⟨

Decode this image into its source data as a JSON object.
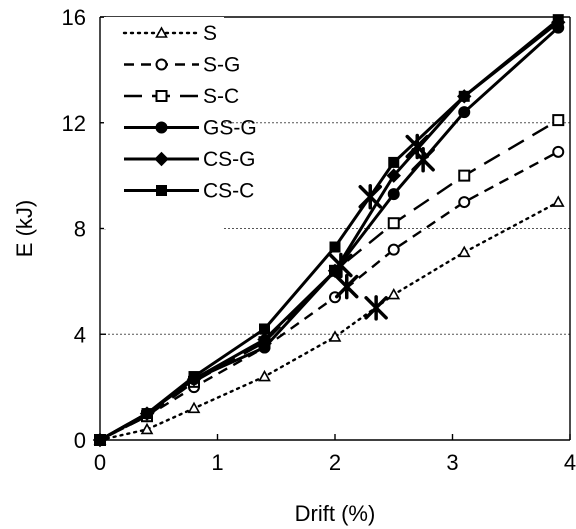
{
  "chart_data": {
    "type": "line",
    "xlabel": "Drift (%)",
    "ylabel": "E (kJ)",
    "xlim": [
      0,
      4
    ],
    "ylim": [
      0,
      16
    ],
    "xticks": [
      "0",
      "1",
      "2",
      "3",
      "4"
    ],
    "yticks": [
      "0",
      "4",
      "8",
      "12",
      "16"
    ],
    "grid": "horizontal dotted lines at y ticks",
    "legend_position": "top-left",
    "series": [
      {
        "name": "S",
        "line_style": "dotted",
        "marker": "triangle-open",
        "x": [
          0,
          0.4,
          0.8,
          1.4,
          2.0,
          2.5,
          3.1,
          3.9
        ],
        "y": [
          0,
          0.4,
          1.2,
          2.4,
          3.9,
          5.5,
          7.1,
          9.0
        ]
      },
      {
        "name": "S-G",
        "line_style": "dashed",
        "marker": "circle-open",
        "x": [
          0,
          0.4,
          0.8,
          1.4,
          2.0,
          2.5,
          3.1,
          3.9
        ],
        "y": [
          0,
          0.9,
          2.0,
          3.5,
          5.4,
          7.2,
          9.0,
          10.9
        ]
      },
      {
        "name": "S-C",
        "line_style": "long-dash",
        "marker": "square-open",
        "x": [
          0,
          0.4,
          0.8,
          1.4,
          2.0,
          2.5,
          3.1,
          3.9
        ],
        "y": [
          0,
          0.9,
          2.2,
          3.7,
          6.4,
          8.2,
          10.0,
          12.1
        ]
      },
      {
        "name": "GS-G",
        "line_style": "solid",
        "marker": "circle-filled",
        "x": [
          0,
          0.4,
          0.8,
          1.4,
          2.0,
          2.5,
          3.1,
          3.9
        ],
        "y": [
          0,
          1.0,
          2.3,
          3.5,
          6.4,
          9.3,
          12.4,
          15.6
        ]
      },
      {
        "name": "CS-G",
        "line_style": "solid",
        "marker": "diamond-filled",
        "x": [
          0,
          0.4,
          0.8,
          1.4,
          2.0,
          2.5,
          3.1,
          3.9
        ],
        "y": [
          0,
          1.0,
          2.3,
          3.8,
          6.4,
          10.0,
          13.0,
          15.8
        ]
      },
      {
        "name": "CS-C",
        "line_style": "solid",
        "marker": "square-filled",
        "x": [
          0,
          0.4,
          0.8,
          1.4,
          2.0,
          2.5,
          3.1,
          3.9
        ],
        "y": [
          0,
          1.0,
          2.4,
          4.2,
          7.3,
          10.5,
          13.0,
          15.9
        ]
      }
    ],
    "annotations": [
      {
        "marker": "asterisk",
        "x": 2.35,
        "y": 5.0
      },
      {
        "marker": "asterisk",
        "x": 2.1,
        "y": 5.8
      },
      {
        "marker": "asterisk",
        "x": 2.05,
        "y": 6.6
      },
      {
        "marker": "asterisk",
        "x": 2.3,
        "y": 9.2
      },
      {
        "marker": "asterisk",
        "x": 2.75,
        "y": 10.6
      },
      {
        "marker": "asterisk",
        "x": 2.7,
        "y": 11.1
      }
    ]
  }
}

⟩
⟨

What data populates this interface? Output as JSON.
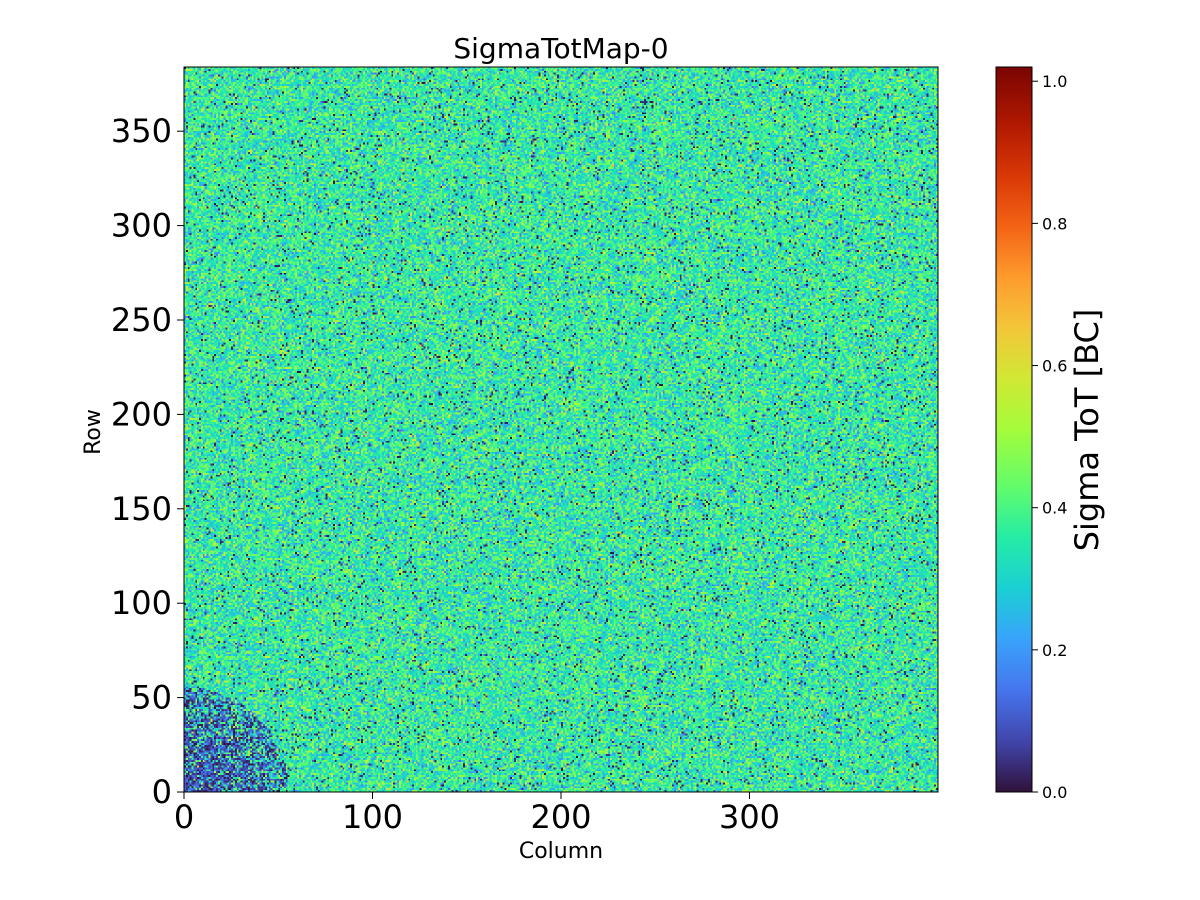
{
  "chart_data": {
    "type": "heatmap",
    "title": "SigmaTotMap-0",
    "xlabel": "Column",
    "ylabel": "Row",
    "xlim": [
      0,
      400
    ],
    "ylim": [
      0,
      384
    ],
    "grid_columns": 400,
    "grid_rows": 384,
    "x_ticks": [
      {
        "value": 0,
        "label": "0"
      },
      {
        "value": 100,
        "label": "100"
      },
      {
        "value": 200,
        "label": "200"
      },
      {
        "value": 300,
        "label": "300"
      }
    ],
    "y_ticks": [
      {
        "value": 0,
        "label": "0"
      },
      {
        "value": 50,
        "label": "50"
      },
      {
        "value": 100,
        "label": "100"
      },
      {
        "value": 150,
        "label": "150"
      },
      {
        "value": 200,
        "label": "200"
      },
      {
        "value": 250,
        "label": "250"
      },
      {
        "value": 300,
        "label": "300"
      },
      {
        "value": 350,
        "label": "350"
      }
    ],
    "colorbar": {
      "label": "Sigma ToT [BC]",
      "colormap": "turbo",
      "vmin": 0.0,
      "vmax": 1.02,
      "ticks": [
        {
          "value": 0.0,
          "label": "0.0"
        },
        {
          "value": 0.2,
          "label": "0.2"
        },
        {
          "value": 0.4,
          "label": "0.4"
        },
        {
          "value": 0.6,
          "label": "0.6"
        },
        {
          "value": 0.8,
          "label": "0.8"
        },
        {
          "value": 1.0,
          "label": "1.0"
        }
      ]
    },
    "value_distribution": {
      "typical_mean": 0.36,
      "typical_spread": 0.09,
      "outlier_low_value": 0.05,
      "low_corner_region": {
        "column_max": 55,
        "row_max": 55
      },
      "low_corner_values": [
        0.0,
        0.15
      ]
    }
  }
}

⟩

Work to do: Count the lines in the records above that contain the word "this", and give only the number.

Task response: 2